### Text provided
════════

For example, the “Arab World Studies Notebook,” which is provided to American schools to correct misconceptions about Islam and the Arab world, contains no mention of the existence of Israel in its country-by-country section, and refers only to Palestine. It also suggests that the Koran “synthesizes and perfects earlier revelations,” meaning those ascribed to by Christians and Jews.
This notebook also suggests that Jews have “undue influence on U.S. foreign policy.” The two organizations behind the book are the Arab World & Islamic Resources and the Middle East Policy Council, both of which receive funding from Saudi Arabia.
A recent New York Sun editorial commented that “the House of Saud gets its hands on American public school textbooks. The results aren’t pretty.”
AL-QAEDA THREATENS THE ENGLISH QUEEN
In a video message justifying the July London transport bombings, Al-Qaeda has named Queen Elizabeth as “one of the severest enemies of Islam”.
The 27-minute video, partly broadcast on Al-Jazeera, denounces the Queen as an enemy of Muslims. Appearing in the video is Ayman al-Zawahiri, second-in-command to Osama Bin Laden along with the ringleader of the London bombings Mohammad Sidique Khan.
In Britain the video has been posted on the website Tajdeed, run by the London-based Saudi extremist Muhammad al-Massari. (Further details in the article below.)
NEW ISLAMIST GROUP TO LAUNCH THIS WEEK IN LONDON
Anjam Choudry a lawyer and the former leader of al Muhahjiroun, an extremist organization which disbanded itself in October 2004, told the Saudi-owned paper Asharq al Awsat yesterday that he had invited the group’s 700 ex-members to unite under the banner of “Ahl al Sunnah and al Jamaa” (the community following the teachings of the Prophet).
Choudry also expected several students of Omar Bakri Mohammad, the spiritual guide of the banned al Ghurabaa group who currently lives in Beirut, to attend the launch. The new group aims to unite British Muslims under one roof, away from more secular organizations.

════════

### What is being asked
Answer these questions from the news excerpt:
1. Which two organizations are behind the "Arab World Studies Notebook"?
2. How long is the Al-Qaeda video that names Queen Elizabeth?
3. How many ex-members of al Muhahjiroun did Anjam Choudry invite to unite?
The records that come next are separate material and have no connection to the news excerpt.

════════

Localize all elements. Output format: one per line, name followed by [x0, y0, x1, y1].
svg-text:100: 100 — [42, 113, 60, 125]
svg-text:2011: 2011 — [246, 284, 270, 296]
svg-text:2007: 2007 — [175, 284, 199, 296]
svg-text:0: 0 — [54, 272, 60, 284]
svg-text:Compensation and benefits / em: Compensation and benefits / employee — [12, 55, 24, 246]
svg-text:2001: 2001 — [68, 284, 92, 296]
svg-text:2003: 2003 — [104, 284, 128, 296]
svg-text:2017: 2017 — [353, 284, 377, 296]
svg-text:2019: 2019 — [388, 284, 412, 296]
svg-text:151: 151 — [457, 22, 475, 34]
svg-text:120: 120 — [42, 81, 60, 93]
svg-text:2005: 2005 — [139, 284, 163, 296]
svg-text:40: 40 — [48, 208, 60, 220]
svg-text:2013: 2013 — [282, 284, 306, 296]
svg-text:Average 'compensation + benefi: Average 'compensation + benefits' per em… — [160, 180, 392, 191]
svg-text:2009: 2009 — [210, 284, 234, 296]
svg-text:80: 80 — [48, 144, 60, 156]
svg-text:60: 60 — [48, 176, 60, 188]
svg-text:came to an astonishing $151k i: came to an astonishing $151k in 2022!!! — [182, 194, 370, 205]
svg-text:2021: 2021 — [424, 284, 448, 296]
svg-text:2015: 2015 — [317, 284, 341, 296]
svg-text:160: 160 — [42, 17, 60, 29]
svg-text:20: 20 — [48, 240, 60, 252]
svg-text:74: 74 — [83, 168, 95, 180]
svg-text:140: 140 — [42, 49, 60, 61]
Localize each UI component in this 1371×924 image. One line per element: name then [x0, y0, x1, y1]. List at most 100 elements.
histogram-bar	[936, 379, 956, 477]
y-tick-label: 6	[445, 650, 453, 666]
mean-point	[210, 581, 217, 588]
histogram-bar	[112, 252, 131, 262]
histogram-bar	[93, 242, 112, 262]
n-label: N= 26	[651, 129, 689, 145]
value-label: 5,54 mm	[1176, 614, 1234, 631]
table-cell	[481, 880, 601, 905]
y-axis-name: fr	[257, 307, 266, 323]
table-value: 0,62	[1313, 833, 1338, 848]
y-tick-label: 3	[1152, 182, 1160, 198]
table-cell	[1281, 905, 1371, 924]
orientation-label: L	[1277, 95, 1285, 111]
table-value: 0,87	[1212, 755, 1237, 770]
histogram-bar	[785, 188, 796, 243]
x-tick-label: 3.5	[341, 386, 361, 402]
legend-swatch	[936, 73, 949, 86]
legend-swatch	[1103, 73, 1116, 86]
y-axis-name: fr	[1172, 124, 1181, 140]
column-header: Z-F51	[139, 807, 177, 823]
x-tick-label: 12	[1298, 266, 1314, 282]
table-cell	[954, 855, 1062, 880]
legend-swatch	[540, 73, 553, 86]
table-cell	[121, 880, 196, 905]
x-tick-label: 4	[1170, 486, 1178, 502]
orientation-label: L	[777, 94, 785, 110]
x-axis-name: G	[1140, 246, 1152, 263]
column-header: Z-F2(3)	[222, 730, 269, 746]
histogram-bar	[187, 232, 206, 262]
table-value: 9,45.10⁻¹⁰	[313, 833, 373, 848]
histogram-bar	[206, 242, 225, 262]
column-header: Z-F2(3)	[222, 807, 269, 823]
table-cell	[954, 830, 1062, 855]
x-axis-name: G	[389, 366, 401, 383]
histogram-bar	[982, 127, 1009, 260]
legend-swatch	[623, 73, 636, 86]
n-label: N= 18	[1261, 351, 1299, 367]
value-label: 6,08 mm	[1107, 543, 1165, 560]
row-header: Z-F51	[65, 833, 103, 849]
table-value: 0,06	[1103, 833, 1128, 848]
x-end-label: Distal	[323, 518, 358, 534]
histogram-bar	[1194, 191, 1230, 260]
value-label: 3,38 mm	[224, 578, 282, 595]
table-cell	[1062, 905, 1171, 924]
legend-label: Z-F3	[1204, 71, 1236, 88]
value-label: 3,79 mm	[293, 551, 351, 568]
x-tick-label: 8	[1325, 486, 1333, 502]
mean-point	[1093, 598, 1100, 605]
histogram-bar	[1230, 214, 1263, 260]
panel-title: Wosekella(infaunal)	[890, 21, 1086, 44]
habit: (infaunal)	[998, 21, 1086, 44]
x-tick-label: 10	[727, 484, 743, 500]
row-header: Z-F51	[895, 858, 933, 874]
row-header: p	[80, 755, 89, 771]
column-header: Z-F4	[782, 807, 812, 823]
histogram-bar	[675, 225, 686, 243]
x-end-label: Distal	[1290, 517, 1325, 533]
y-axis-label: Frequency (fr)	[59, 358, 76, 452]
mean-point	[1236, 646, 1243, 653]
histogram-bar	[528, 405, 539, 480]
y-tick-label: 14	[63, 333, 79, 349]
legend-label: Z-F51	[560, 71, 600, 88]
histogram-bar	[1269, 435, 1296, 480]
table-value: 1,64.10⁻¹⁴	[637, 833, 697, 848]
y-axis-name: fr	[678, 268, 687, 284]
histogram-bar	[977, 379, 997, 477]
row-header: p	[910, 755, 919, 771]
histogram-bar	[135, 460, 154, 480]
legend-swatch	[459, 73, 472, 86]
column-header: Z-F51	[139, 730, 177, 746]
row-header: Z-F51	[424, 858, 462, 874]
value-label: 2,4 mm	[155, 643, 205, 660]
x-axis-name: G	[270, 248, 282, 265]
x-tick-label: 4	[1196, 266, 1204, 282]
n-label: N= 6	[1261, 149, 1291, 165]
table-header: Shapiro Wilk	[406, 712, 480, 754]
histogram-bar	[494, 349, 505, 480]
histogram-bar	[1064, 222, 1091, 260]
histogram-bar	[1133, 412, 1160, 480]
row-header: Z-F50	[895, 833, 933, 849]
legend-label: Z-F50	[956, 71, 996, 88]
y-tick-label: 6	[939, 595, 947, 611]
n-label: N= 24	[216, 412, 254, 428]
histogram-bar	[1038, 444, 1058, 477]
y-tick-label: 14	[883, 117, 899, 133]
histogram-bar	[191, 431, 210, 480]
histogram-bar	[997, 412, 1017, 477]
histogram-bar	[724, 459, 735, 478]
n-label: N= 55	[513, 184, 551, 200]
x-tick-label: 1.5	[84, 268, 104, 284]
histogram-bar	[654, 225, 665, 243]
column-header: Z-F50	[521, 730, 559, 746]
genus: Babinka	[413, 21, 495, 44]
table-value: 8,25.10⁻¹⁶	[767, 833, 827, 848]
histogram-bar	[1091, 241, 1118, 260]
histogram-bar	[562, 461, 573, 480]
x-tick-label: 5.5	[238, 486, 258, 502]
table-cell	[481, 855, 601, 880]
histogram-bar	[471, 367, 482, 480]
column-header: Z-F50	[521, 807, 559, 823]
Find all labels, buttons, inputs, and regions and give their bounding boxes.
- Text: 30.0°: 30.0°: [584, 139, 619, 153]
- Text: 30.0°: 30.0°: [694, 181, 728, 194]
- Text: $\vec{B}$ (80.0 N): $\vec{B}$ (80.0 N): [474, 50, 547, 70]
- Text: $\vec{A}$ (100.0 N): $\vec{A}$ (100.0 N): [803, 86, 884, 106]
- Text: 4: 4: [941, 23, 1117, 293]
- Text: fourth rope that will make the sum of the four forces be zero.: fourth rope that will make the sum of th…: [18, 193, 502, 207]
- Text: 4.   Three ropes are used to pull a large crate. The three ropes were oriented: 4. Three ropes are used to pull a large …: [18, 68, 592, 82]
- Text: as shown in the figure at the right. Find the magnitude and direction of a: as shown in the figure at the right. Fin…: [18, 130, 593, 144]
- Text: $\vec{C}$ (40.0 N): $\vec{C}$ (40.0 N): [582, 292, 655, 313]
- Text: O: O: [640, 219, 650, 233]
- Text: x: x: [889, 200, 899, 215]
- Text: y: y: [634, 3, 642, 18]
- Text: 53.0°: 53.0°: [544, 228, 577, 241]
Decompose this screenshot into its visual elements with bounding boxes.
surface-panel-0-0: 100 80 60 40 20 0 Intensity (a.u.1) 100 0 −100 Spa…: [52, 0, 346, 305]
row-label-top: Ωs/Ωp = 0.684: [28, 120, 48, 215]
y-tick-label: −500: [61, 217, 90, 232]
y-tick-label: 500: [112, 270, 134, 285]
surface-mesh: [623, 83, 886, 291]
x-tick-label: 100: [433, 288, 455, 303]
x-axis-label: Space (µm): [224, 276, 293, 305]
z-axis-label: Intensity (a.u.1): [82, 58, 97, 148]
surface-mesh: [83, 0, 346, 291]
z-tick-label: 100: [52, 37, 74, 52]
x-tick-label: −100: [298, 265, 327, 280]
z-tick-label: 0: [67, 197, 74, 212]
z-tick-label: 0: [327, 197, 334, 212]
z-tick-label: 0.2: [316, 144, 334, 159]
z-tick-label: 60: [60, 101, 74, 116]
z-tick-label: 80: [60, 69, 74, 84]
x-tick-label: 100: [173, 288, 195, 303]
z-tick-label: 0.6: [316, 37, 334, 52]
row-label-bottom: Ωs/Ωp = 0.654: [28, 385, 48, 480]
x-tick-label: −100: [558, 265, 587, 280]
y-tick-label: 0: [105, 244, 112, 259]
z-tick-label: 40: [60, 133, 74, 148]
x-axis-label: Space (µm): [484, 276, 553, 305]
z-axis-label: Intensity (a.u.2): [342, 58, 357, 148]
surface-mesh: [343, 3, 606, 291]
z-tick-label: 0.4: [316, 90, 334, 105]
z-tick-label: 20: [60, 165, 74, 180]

════════

### Task answer
1. The Arab World & Islamic Resources and the Middle East Policy Council.
2. 27 minutes.
3. 700.